EXERCISE TASK: Repeat the listing below in full, exactly as it stands.

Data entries
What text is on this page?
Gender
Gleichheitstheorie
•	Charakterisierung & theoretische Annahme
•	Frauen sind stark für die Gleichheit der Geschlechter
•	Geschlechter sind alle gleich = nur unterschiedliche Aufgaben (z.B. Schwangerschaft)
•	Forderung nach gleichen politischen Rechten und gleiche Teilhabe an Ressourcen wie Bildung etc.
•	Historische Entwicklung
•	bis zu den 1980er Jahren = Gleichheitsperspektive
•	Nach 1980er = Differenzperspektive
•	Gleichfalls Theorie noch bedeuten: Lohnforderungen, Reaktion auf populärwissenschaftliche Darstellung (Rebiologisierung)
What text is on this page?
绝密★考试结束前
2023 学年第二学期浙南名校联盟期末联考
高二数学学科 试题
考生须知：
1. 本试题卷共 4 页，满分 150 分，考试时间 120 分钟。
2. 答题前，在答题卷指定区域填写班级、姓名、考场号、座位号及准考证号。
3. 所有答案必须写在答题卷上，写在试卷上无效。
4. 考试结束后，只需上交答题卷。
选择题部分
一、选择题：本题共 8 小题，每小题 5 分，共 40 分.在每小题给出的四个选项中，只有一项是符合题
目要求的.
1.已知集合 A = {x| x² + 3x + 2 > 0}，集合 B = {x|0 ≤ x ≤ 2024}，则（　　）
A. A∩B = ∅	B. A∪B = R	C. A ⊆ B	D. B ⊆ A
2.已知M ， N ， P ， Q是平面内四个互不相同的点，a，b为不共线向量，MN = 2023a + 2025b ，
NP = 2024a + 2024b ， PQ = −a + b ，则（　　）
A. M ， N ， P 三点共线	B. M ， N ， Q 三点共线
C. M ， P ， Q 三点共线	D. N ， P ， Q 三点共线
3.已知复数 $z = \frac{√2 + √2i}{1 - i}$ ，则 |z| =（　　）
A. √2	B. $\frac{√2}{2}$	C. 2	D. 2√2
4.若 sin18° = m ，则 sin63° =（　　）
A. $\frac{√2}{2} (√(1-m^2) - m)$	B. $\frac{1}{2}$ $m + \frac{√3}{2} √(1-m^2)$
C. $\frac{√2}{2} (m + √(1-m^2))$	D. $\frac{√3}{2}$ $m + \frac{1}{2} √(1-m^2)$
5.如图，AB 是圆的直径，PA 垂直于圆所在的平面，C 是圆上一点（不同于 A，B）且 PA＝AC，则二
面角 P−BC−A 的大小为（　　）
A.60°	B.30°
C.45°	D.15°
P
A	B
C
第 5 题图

WRITTEN SOLUTION:
What text is on this page?
Gender
Gleichheitstheorie
•	Charakterisierung & theoretische Annahme
•	Frauen sind stark für die Gleichheit der Geschlechter
•	Geschlechter sind alle gleich = nur unterschiedliche Aufgaben (z.B. Schwangerschaft)
•	Forderung nach gleichen politischen Rechten und gleiche Teilhabe an Ressourcen wie Bildung etc.
•	Historische Entwicklung
•	bis zu den 1980er Jahren = Gleichheitsperspektive
•	Nach 1980er = Differenzperspektive
•	Gleichfalls Theorie noch bedeuten: Lohnforderungen, Reaktion auf populärwissenschaftliche Darstellung (Rebiologisierung)
What text is on this page?
绝密★考试结束前
2023 学年第二学期浙南名校联盟期末联考
高二数学学科 试题
考生须知：
1. 本试题卷共 4 页，满分 150 分，考试时间 120 分钟。
2. 答题前，在答题卷指定区域填写班级、姓名、考场号、座位号及准考证号。
3. 所有答案必须写在答题卷上，写在试卷上无效。
4. 考试结束后，只需上交答题卷。
选择题部分
一、选择题：本题共 8 小题，每小题 5 分，共 40 分.在每小题给出的四个选项中，只有一项是符合题
目要求的.
1.已知集合 A = {x| x² + 3x + 2 > 0}，集合 B = {x|0 ≤ x ≤ 2024}，则（　　）
A. A∩B = ∅	B. A∪B = R	C. A ⊆ B	D. B ⊆ A
2.已知M ， N ， P ， Q是平面内四个互不相同的点，a，b为不共线向量，MN = 2023a + 2025b ，
NP = 2024a + 2024b ， PQ = −a + b ，则（　　）
A. M ， N ， P 三点共线	B. M ， N ， Q 三点共线
C. M ， P ， Q 三点共线	D. N ， P ， Q 三点共线
3.已知复数 $z = \frac{√2 + √2i}{1 - i}$ ，则 |z| =（　　）
A. √2	B. $\frac{√2}{2}$	C. 2	D. 2√2
4.若 sin18° = m ，则 sin63° =（　　）
A. $\frac{√2}{2} (√(1-m^2) - m)$	B. $\frac{1}{2}$ $m + \frac{√3}{2} √(1-m^2)$
C. $\frac{√2}{2} (m + √(1-m^2))$	D. $\frac{√3}{2}$ $m + \frac{1}{2} √(1-m^2)$
5.如图，AB 是圆的直径，PA 垂直于圆所在的平面，C 是圆上一点（不同于 A，B）且 PA＝AC，则二
面角 P−BC−A 的大小为（　　）
A.60°	B.30°
C.45°	D.15°
P
A	B
C
第 5 题图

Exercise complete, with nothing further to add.